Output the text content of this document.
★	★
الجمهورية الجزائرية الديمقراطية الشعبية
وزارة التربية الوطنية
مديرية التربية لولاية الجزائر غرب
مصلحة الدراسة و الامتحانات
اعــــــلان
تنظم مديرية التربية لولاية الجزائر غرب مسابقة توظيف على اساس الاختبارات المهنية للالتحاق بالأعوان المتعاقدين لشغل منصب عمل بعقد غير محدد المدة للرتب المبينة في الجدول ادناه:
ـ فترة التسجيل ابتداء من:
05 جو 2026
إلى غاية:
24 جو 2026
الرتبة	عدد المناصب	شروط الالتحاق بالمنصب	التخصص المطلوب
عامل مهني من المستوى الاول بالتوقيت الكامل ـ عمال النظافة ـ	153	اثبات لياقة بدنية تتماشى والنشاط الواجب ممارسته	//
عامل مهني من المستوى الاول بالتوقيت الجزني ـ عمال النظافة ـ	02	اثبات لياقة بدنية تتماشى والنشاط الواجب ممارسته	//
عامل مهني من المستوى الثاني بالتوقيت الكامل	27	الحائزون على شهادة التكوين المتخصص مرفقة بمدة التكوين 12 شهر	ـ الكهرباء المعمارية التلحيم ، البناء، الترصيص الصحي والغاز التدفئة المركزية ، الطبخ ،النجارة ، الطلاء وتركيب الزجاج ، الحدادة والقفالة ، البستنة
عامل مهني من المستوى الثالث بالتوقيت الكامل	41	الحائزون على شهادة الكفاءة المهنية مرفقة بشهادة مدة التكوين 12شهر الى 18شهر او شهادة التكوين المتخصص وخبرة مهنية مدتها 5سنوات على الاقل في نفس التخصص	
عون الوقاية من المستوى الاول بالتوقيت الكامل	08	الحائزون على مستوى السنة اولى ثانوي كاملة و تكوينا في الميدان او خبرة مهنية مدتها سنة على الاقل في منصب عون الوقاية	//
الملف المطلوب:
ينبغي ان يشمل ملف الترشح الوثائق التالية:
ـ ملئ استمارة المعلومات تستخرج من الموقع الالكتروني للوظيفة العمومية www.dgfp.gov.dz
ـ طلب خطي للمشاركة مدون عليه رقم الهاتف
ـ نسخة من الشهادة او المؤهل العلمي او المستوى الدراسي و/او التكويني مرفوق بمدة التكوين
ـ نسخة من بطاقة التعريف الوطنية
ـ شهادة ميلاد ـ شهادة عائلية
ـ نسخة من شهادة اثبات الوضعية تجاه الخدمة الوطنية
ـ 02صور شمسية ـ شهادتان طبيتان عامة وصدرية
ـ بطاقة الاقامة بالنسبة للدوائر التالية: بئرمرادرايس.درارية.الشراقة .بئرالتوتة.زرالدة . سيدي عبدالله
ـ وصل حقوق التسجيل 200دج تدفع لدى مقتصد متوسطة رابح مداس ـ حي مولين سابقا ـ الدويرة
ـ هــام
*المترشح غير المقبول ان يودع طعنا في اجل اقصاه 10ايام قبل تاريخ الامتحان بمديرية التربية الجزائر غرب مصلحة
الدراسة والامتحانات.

#### [What to work on]
All of the lines above must be returned exactly.

#### [Reply to the exercise]
Output the text content of this document.
★	★
الجمهورية الجزائرية الديمقراطية الشعبية
وزارة التربية الوطنية
مديرية التربية لولاية الجزائر غرب
مصلحة الدراسة و الامتحانات
اعــــــلان
تنظم مديرية التربية لولاية الجزائر غرب مسابقة توظيف على اساس الاختبارات المهنية للالتحاق بالأعوان المتعاقدين لشغل منصب عمل بعقد غير محدد المدة للرتب المبينة في الجدول ادناه:
ـ فترة التسجيل ابتداء من:
05 جو 2026
إلى غاية:
24 جو 2026
الرتبة	عدد المناصب	شروط الالتحاق بالمنصب	التخصص المطلوب
عامل مهني من المستوى الاول بالتوقيت الكامل ـ عمال النظافة ـ	153	اثبات لياقة بدنية تتماشى والنشاط الواجب ممارسته	//
عامل مهني من المستوى الاول بالتوقيت الجزني ـ عمال النظافة ـ	02	اثبات لياقة بدنية تتماشى والنشاط الواجب ممارسته	//
عامل مهني من المستوى الثاني بالتوقيت الكامل	27	الحائزون على شهادة التكوين المتخصص مرفقة بمدة التكوين 12 شهر	ـ الكهرباء المعمارية التلحيم ، البناء، الترصيص الصحي والغاز التدفئة المركزية ، الطبخ ،النجارة ، الطلاء وتركيب الزجاج ، الحدادة والقفالة ، البستنة
عامل مهني من المستوى الثالث بالتوقيت الكامل	41	الحائزون على شهادة الكفاءة المهنية مرفقة بشهادة مدة التكوين 12شهر الى 18شهر او شهادة التكوين المتخصص وخبرة مهنية مدتها 5سنوات على الاقل في نفس التخصص	
عون الوقاية من المستوى الاول بالتوقيت الكامل	08	الحائزون على مستوى السنة اولى ثانوي كاملة و تكوينا في الميدان او خبرة مهنية مدتها سنة على الاقل في منصب عون الوقاية	//
الملف المطلوب:
ينبغي ان يشمل ملف الترشح الوثائق التالية:
ـ ملئ استمارة المعلومات تستخرج من الموقع الالكتروني للوظيفة العمومية www.dgfp.gov.dz
ـ طلب خطي للمشاركة مدون عليه رقم الهاتف
ـ نسخة من الشهادة او المؤهل العلمي او المستوى الدراسي و/او التكويني مرفوق بمدة التكوين
ـ نسخة من بطاقة التعريف الوطنية
ـ شهادة ميلاد ـ شهادة عائلية
ـ نسخة من شهادة اثبات الوضعية تجاه الخدمة الوطنية
ـ 02صور شمسية ـ شهادتان طبيتان عامة وصدرية
ـ بطاقة الاقامة بالنسبة للدوائر التالية: بئرمرادرايس.درارية.الشراقة .بئرالتوتة.زرالدة . سيدي عبدالله
ـ وصل حقوق التسجيل 200دج تدفع لدى مقتصد متوسطة رابح مداس ـ حي مولين سابقا ـ الدويرة
ـ هــام
*المترشح غير المقبول ان يودع طعنا في اجل اقصاه 10ايام قبل تاريخ الامتحان بمديرية التربية الجزائر غرب مصلحة
الدراسة والامتحانات.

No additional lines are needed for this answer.